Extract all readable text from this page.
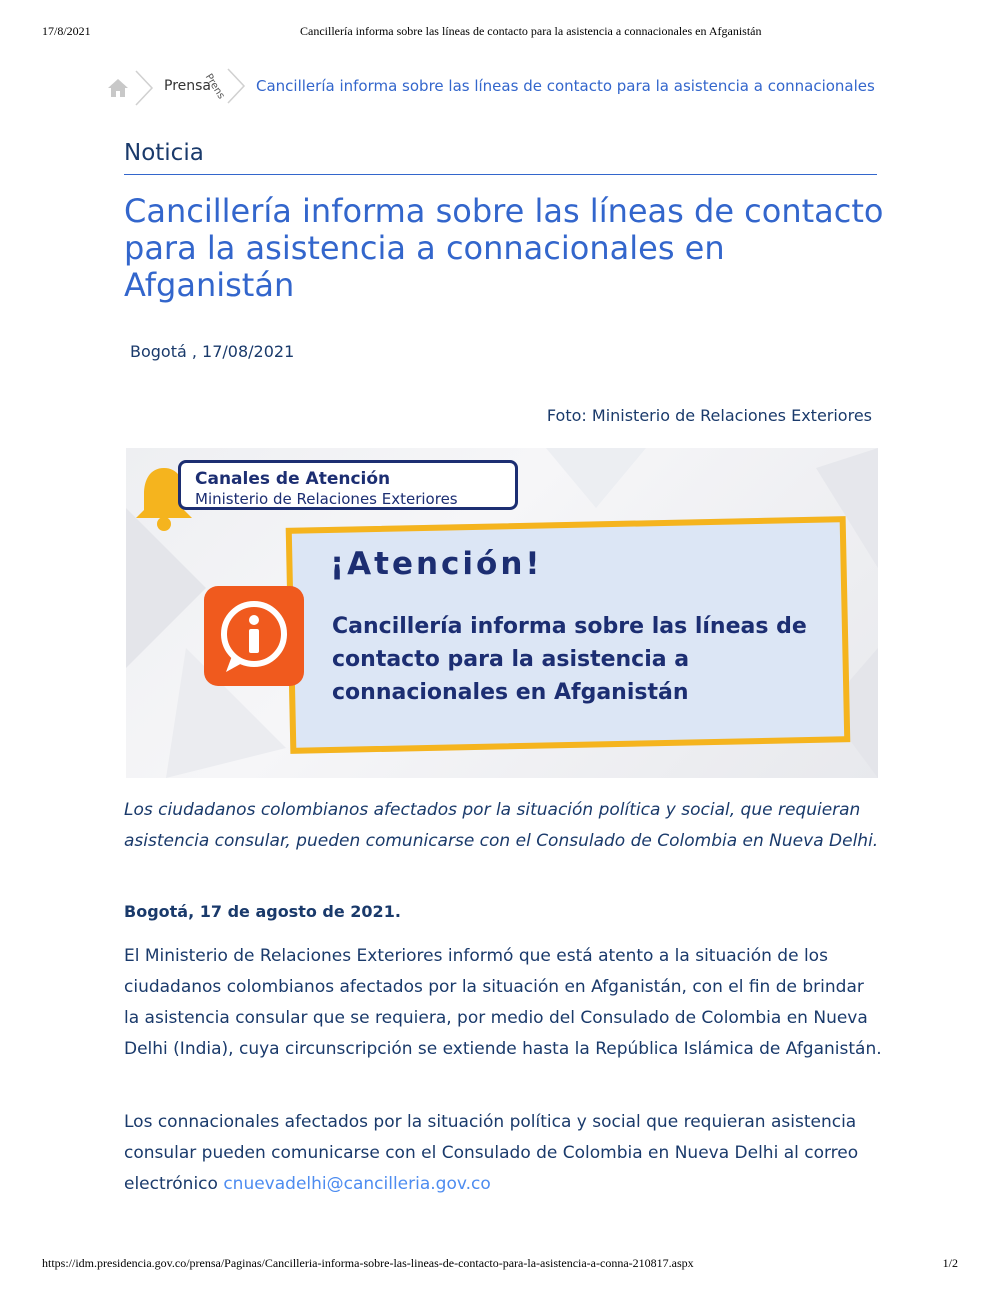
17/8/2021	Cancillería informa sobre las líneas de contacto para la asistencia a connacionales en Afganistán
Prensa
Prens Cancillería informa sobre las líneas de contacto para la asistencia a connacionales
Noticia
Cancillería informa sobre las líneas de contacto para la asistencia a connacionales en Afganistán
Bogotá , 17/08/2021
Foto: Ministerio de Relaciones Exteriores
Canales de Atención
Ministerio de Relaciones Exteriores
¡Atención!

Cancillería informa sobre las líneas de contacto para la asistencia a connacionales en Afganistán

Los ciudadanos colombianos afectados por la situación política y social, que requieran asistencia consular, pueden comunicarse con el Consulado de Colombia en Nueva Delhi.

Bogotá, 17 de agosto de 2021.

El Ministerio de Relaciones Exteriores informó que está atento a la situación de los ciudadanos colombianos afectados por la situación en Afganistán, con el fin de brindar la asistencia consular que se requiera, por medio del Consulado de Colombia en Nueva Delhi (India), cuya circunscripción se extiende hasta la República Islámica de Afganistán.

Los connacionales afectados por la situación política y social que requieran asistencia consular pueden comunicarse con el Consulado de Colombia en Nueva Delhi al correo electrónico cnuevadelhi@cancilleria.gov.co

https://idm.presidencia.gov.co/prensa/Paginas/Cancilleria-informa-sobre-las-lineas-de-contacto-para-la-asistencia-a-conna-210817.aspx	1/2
+++++
Directions —
Lines holding the word "informa" should be counted across the entries; state only how many there are.

Complete output —
5